• AIM: Could you transcribe the material below exactly, without leaving out a single line?

-- start of DATA TO PROCESS --

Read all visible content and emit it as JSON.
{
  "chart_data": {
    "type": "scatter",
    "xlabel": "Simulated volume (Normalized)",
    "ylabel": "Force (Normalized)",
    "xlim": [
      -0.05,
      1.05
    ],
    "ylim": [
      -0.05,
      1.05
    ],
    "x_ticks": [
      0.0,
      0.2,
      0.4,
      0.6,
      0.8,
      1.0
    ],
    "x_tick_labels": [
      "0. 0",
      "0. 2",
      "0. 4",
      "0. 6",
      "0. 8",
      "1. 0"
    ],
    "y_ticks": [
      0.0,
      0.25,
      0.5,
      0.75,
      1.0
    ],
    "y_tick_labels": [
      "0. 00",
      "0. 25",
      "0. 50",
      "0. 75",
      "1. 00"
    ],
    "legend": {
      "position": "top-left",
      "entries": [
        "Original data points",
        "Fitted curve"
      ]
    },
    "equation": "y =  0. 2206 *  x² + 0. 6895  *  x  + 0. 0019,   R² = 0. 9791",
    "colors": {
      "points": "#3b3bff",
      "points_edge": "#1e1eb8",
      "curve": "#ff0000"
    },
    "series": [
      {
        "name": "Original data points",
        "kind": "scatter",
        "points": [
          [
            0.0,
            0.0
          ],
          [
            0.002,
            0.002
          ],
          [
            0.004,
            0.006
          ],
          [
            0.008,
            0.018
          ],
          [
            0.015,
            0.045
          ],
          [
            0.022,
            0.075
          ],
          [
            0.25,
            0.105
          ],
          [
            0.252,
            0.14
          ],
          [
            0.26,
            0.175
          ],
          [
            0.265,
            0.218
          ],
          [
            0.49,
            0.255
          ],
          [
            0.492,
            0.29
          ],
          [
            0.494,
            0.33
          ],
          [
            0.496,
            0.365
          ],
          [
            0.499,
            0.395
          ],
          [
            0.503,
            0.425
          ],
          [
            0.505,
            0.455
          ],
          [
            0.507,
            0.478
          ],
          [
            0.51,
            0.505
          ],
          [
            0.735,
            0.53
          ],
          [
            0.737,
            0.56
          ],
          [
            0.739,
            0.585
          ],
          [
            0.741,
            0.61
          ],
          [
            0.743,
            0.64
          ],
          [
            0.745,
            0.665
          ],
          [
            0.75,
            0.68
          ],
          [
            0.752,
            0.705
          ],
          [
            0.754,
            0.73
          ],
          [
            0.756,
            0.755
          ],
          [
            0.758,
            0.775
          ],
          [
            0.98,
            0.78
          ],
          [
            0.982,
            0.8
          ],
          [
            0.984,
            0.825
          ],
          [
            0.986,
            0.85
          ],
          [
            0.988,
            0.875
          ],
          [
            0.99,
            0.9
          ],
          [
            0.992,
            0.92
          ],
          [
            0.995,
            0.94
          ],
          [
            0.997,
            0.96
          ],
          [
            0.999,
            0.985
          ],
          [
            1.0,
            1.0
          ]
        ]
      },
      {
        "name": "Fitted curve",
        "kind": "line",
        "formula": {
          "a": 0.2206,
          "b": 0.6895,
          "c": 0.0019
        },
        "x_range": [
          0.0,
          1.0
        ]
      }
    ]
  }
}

-- end of DATA TO PROCESS --

• EXERCISE SOLUTION:
Read all visible content and emit it as JSON.
{
  "chart_data": {
    "type": "scatter",
    "xlabel": "Simulated volume (Normalized)",
    "ylabel": "Force (Normalized)",
    "xlim": [
      -0.05,
      1.05
    ],
    "ylim": [
      -0.05,
      1.05
    ],
    "x_ticks": [
      0.0,
      0.2,
      0.4,
      0.6,
      0.8,
      1.0
    ],
    "x_tick_labels": [
      "0. 0",
      "0. 2",
      "0. 4",
      "0. 6",
      "0. 8",
      "1. 0"
    ],
    "y_ticks": [
      0.0,
      0.25,
      0.5,
      0.75,
      1.0
    ],
    "y_tick_labels": [
      "0. 00",
      "0. 25",
      "0. 50",
      "0. 75",
      "1. 00"
    ],
    "legend": {
      "position": "top-left",
      "entries": [
        "Original data points",
        "Fitted curve"
      ]
    },
    "equation": "y =  0. 2206 *  x² + 0. 6895  *  x  + 0. 0019,   R² = 0. 9791",
    "colors": {
      "points": "#3b3bff",
      "points_edge": "#1e1eb8",
      "curve": "#ff0000"
    },
    "series": [
      {
        "name": "Original data points",
        "kind": "scatter",
        "points": [
          [
            0.0,
            0.0
          ],
          [
            0.002,
            0.002
          ],
          [
            0.004,
            0.006
          ],
          [
            0.008,
            0.018
          ],
          [
            0.015,
            0.045
          ],
          [
            0.022,
            0.075
          ],
          [
            0.25,
            0.105
          ],
          [
            0.252,
            0.14
          ],
          [
            0.26,
            0.175
          ],
          [
            0.265,
            0.218
          ],
          [
            0.49,
            0.255
          ],
          [
            0.492,
            0.29
          ],
          [
            0.494,
            0.33
          ],
          [
            0.496,
            0.365
          ],
          [
            0.499,
            0.395
          ],
          [
            0.503,
            0.425
          ],
          [
            0.505,
            0.455
          ],
          [
            0.507,
            0.478
          ],
          [
            0.51,
            0.505
          ],
          [
            0.735,
            0.53
          ],
          [
            0.737,
            0.56
          ],
          [
            0.739,
            0.585
          ],
          [
            0.741,
            0.61
          ],
          [
            0.743,
            0.64
          ],
          [
            0.745,
            0.665
          ],
          [
            0.75,
            0.68
          ],
          [
            0.752,
            0.705
          ],
          [
            0.754,
            0.73
          ],
          [
            0.756,
            0.755
          ],
          [
            0.758,
            0.775
          ],
          [
            0.98,
            0.78
          ],
          [
            0.982,
            0.8
          ],
          [
            0.984,
            0.825
          ],
          [
            0.986,
            0.85
          ],
          [
            0.988,
            0.875
          ],
          [
            0.99,
            0.9
          ],
          [
            0.992,
            0.92
          ],
          [
            0.995,
            0.94
          ],
          [
            0.997,
            0.96
          ],
          [
            0.999,
            0.985
          ],
          [
            1.0,
            1.0
          ]
        ]
      },
      {
        "name": "Fitted curve",
        "kind": "line",
        "formula": {
          "a": 0.2206,
          "b": 0.6895,
          "c": 0.0019
        },
        "x_range": [
          0.0,
          1.0
        ]
      }
    ]
  }
}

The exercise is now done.